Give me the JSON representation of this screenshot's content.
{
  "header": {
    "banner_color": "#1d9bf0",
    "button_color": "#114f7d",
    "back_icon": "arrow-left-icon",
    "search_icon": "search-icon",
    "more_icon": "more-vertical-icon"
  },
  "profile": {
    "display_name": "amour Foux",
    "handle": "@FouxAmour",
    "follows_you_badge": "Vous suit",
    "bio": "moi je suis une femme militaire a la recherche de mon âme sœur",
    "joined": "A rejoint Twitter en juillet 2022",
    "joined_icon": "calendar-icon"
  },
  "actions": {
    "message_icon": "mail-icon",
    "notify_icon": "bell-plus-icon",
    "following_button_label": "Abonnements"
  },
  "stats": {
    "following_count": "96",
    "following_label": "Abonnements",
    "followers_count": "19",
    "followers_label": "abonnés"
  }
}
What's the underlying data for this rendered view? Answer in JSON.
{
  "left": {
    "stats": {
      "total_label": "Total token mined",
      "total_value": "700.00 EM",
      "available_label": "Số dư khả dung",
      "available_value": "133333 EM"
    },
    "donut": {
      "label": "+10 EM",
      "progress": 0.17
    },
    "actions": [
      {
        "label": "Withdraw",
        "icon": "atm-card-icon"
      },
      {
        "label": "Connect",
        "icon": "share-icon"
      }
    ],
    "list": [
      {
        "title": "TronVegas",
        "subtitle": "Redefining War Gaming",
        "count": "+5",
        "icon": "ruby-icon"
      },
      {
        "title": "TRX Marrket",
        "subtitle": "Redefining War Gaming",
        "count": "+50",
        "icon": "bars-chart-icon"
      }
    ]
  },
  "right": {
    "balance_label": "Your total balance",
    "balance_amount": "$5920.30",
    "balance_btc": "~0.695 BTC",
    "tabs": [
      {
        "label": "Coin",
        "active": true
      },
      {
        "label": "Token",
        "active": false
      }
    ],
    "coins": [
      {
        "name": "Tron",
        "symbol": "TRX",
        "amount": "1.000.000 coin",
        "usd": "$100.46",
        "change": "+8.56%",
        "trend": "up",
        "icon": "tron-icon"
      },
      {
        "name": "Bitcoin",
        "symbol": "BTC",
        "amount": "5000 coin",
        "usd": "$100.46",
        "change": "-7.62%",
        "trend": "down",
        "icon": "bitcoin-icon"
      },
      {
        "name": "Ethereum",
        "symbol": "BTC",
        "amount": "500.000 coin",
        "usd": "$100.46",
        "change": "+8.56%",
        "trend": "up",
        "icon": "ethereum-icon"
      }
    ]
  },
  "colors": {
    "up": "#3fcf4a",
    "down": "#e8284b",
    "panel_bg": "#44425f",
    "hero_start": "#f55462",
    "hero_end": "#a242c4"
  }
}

****************************************

*STATED GOAL:* Copy out each line exactly as written.

*COMPLETED EXERCISE:*
Give me the JSON representation of this screenshot's content.
{
  "header": {
    "banner_color": "#1d9bf0",
    "button_color": "#114f7d",
    "back_icon": "arrow-left-icon",
    "search_icon": "search-icon",
    "more_icon": "more-vertical-icon"
  },
  "profile": {
    "display_name": "amour Foux",
    "handle": "@FouxAmour",
    "follows_you_badge": "Vous suit",
    "bio": "moi je suis une femme militaire a la recherche de mon âme sœur",
    "joined": "A rejoint Twitter en juillet 2022",
    "joined_icon": "calendar-icon"
  },
  "actions": {
    "message_icon": "mail-icon",
    "notify_icon": "bell-plus-icon",
    "following_button_label": "Abonnements"
  },
  "stats": {
    "following_count": "96",
    "following_label": "Abonnements",
    "followers_count": "19",
    "followers_label": "abonnés"
  }
}
What's the underlying data for this rendered view? Answer in JSON.
{
  "left": {
    "stats": {
      "total_label": "Total token mined",
      "total_value": "700.00 EM",
      "available_label": "Số dư khả dung",
      "available_value": "133333 EM"
    },
    "donut": {
      "label": "+10 EM",
      "progress": 0.17
    },
    "actions": [
      {
        "label": "Withdraw",
        "icon": "atm-card-icon"
      },
      {
        "label": "Connect",
        "icon": "share-icon"
      }
    ],
    "list": [
      {
        "title": "TronVegas",
        "subtitle": "Redefining War Gaming",
        "count": "+5",
        "icon": "ruby-icon"
      },
      {
        "title": "TRX Marrket",
        "subtitle": "Redefining War Gaming",
        "count": "+50",
        "icon": "bars-chart-icon"
      }
    ]
  },
  "right": {
    "balance_label": "Your total balance",
    "balance_amount": "$5920.30",
    "balance_btc": "~0.695 BTC",
    "tabs": [
      {
        "label": "Coin",
        "active": true
      },
      {
        "label": "Token",
        "active": false
      }
    ],
    "coins": [
      {
        "name": "Tron",
        "symbol": "TRX",
        "amount": "1.000.000 coin",
        "usd": "$100.46",
        "change": "+8.56%",
        "trend": "up",
        "icon": "tron-icon"
      },
      {
        "name": "Bitcoin",
        "symbol": "BTC",
        "amount": "5000 coin",
        "usd": "$100.46",
        "change": "-7.62%",
        "trend": "down",
        "icon": "bitcoin-icon"
      },
      {
        "name": "Ethereum",
        "symbol": "BTC",
        "amount": "500.000 coin",
        "usd": "$100.46",
        "change": "+8.56%",
        "trend": "up",
        "icon": "ethereum-icon"
      }
    ]
  },
  "colors": {
    "up": "#3fcf4a",
    "down": "#e8284b",
    "panel_bg": "#44425f",
    "hero_start": "#f55462",
    "hero_end": "#a242c4"
  }
}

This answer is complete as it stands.